Texte fourni –
- - -
Le gouvernement de la République du Bénin a engagé plusieurs réformes notamment l’instauration du Programme de vérification des importations (PVI). Mais la traçabilité des activités portuaires a porté un coup au portefeuille des agents des douanes. Aujourd’hui, ils ne vivent plus comme avant 2016.
Falco VIGNON
« Quand la cadence change, la danse aussi change » dit-on. C’est l’adage le plus approprié pour renseigner sur la différence entre la vie des disciples de saint Mathieu avant et après 2016. Connus pour leurs largesses, les douaniers béninois affichent une autre physionomie après les réformes. Plus de subventions des douaniers aux artistes, aux cérémonies de funérailles, baptêmes, mariages, anniversaires, etc. « La vie aujourd’hui des disciples de saint Mathieu a presque changé en un temps record », a renseigné un douanier retraité sous le sceau de l’anonymat.« Il y a quelques années, tu peux voir un douanier débarquer avec des dizaines de millions dans un bar restaurant prisé de la capitale et payer à boire à tous ceux qui le caressent dans le sens des poils », a poursuivi notre confident.
Célèbres pour leur goût prononcé pour la fête, les douaniers ne s’illustrent pas que dans ce domaine. Ils étaient aussi accrocs à la ‘’bonne chair’’. Ce qui ne manque pas dans nos villes. « Avant, j’ai un ami douanier qui me donnait de l’argent assez régulièrement. Il m’offrait tout ce que je lui demandais. Et je savais qu’il avait d’autres femmes comme moi pour qui il dépense », a confessé Martine L., secrétaire de direction. « J’étais étudiante et il payait ma scolarité et m’entretenait. Il avait des collègues qui avaient aussi des femmes dehors. Pour les fêtes, ils ne viennent jamais avec leurs femmes mais avec différentes maîtresses à chaque fois qu’ils veulent sortir ensemble. Ces gens-là donnaient facilement le million si vous êtes gentille avec eux », a-t-elle complété. Comme Martine, elles ont été nombreuses à jouir des largesses des disciples de saint Mathieu. Mais, au bout du compte, le constat est amer de plusieurs côtés. « Les douaniers ? Ils étaient super puissants parce qu’ils avaient de l’argent à ne savoir quoi en faire. Et l’argent ne leur servait pas à grand-chose. Rien que des futilités et des perversions. Boissons et femmes. C’est tout. Quand un douanier s’intéressait à une femme, il valait mieux lui demander pardon ou aller chercher une autre femme. Ces gens-là avaient vraiment de l’argent », confie François Adogoni, enseignant à Cotonou.
- - -
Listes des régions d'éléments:

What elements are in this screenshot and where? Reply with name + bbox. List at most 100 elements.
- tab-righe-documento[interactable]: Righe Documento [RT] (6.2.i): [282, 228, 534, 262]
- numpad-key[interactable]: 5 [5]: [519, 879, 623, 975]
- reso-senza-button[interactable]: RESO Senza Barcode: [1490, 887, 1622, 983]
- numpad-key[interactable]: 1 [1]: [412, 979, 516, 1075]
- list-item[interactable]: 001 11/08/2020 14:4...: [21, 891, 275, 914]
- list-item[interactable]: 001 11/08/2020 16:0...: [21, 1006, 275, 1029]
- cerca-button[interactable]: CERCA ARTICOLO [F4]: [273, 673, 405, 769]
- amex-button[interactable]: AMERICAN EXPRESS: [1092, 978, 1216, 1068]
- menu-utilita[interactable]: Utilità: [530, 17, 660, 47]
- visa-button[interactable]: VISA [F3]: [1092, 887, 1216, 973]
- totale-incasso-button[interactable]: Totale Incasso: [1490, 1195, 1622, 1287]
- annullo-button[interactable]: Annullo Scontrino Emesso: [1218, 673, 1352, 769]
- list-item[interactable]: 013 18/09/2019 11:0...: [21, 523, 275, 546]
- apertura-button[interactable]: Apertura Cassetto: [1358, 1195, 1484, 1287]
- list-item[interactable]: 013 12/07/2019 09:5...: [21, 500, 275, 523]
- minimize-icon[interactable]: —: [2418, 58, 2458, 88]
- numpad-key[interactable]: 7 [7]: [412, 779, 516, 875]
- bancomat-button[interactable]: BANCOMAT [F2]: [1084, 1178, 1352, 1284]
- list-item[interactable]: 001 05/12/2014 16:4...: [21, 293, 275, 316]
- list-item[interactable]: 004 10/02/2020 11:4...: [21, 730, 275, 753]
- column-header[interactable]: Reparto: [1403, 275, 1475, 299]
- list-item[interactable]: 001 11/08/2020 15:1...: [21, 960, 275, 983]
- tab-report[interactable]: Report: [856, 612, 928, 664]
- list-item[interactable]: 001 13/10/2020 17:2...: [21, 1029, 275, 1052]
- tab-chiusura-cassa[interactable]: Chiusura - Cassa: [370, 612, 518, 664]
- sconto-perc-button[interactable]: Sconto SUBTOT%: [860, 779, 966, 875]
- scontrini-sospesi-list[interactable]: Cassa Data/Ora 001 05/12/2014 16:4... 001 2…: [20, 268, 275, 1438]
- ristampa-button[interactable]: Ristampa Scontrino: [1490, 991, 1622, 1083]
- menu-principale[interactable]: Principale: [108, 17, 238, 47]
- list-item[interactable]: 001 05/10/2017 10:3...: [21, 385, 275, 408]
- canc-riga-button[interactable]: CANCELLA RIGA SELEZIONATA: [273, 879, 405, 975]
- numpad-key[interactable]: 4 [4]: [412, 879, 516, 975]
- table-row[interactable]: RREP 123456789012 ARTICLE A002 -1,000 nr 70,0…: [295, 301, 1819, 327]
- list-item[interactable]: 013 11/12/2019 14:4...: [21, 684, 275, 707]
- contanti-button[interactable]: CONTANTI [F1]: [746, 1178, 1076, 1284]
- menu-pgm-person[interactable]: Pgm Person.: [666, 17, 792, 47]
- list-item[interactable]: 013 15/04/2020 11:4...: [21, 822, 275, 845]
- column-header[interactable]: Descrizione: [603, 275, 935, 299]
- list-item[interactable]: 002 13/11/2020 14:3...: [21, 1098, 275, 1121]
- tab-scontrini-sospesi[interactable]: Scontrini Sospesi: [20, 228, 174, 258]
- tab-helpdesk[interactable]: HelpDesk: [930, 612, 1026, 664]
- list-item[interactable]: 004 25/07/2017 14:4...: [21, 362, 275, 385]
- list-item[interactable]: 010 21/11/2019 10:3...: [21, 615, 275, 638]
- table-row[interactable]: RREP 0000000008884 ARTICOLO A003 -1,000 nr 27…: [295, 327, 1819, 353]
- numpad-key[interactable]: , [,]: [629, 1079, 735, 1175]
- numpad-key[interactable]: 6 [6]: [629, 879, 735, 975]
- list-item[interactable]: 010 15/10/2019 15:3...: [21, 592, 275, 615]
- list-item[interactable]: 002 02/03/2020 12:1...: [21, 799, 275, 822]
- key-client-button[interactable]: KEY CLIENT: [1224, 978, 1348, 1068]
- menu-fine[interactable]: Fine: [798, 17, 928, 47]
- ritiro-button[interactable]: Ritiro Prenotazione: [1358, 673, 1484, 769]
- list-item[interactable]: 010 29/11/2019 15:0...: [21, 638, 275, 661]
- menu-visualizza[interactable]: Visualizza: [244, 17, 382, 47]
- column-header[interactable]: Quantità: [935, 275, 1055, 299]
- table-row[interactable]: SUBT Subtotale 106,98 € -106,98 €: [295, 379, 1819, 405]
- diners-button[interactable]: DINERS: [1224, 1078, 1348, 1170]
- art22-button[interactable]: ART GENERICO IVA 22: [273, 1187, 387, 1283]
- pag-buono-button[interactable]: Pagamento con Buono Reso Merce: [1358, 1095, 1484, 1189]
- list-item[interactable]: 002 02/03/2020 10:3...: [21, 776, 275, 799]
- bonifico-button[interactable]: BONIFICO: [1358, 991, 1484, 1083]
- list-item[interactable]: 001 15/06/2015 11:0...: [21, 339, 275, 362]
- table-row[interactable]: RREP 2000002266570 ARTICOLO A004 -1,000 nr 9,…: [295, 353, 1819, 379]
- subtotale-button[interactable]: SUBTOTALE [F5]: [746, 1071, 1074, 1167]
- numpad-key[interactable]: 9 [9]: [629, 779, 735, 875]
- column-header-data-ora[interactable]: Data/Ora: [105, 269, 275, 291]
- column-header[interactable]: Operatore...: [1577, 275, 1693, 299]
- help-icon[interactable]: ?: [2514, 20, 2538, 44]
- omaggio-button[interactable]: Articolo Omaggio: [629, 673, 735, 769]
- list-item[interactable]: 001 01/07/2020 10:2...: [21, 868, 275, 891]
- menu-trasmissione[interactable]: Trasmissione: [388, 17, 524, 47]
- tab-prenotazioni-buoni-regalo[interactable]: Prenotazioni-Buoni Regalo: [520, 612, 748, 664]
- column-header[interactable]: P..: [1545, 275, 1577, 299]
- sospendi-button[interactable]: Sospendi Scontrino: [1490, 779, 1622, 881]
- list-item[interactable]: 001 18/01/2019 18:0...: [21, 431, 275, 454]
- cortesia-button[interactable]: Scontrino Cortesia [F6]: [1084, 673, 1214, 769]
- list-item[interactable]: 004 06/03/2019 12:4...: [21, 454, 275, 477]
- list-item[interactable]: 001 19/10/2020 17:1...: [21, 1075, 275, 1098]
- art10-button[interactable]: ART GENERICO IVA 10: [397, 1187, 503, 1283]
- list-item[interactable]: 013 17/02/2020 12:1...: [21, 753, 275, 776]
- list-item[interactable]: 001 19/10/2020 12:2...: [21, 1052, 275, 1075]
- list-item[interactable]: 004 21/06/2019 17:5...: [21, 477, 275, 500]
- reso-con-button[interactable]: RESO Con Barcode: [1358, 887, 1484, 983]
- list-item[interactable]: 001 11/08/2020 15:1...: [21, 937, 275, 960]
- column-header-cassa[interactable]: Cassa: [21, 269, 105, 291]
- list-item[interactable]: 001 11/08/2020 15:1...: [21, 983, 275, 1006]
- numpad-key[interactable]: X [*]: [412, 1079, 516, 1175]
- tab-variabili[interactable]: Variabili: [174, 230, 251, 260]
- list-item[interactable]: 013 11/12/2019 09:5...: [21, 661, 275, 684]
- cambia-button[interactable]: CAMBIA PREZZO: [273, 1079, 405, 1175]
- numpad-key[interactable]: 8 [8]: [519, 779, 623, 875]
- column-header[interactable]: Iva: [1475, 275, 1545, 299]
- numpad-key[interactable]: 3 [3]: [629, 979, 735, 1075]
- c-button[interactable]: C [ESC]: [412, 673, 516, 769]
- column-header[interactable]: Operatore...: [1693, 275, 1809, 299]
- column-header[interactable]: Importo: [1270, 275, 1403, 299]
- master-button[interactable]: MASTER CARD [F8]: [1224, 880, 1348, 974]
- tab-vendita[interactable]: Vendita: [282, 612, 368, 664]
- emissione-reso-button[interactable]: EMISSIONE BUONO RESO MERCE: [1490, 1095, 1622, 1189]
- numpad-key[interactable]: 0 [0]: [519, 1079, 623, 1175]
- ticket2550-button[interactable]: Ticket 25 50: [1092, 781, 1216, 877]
- - -
Exercice A – Recopiez fidèlement le passage de l'article sur les douaniers béninois qui s'ouvre sur les mots contenant « Falco VIGNON » et se ferme sur « poursuivi notre confident. ».
Exercice B – Donnez la suite de l'article sur les douaniers béninois, à partir de sa dernière phrase.
Le matériel ne sert pas ici.

Corrigé A –
Falco VIGNON
« Quand la cadence change, la danse aussi change » dit-on. C’est l’adage le plus approprié pour renseigner sur la différence entre la vie des disciples de saint Mathieu avant et après 2016. Connus pour leurs largesses, les douaniers béninois affichent une autre physionomie après les réformes. Plus de subventions des douaniers aux artistes, aux cérémonies de funérailles, baptêmes, mariages, anniversaires, etc. « La vie aujourd’hui des disciples de saint Mathieu a presque changé en un temps record », a renseigné un douanier retraité sous le sceau de l’anonymat.« Il y a quelques années, tu peux voir un douanier débarquer avec des dizaines de millions dans un bar restaurant prisé de la capitale et payer à boire à tous ceux qui le caressent dans le sens des poils », a poursuivi notre confident.

Corrigé B –
Les agents de la douane béninoise vivaient à un niveau où leurs salaires ne leur permettaient pas de vivre. Pour preuve, une comparaison assez simple : les agents de la douane du Bénin n’étaient pas comparables à leurs homologues du Togo. En effet, ceux du Togo vivaient de leurs salaires qui avoisinaient ceux des agents de police mais ceux du Bénin pouvaient dépenser des multiples de leurs salaires en une soirée. A telle enseigne qu’il y a quelques années, jusqu’en 2016 surtout, les élèves et étudiants rêvaient tous d’entrer dans ce corps de métier. Réussir au concours d’entrée à la douane était célébré comme la concrétisation d’une vie. Car, tout le monde s’accordait à reconnaître que l’heureux élu serait multi millionnaire en une année de fonction. Et c’était totalement vrai.
De même, les douaniers étaient parmi les plus grands acquéreurs de parcelles au Bénin. Non seulement pour investir les fonds gagnés mais aussi parce qu’ils avaient une quantité importante de femmes et d’enfants à héberger. « Les femmes aiment l’argent. Donc un douanier devient comme du miel et les femmes, des essains de mouches », a commenté Chantale L., gérante d’un restaurant à Cotonou. Cependant, une corporation qui travaille avec les douaniers a aussi hérité de ces habitudes.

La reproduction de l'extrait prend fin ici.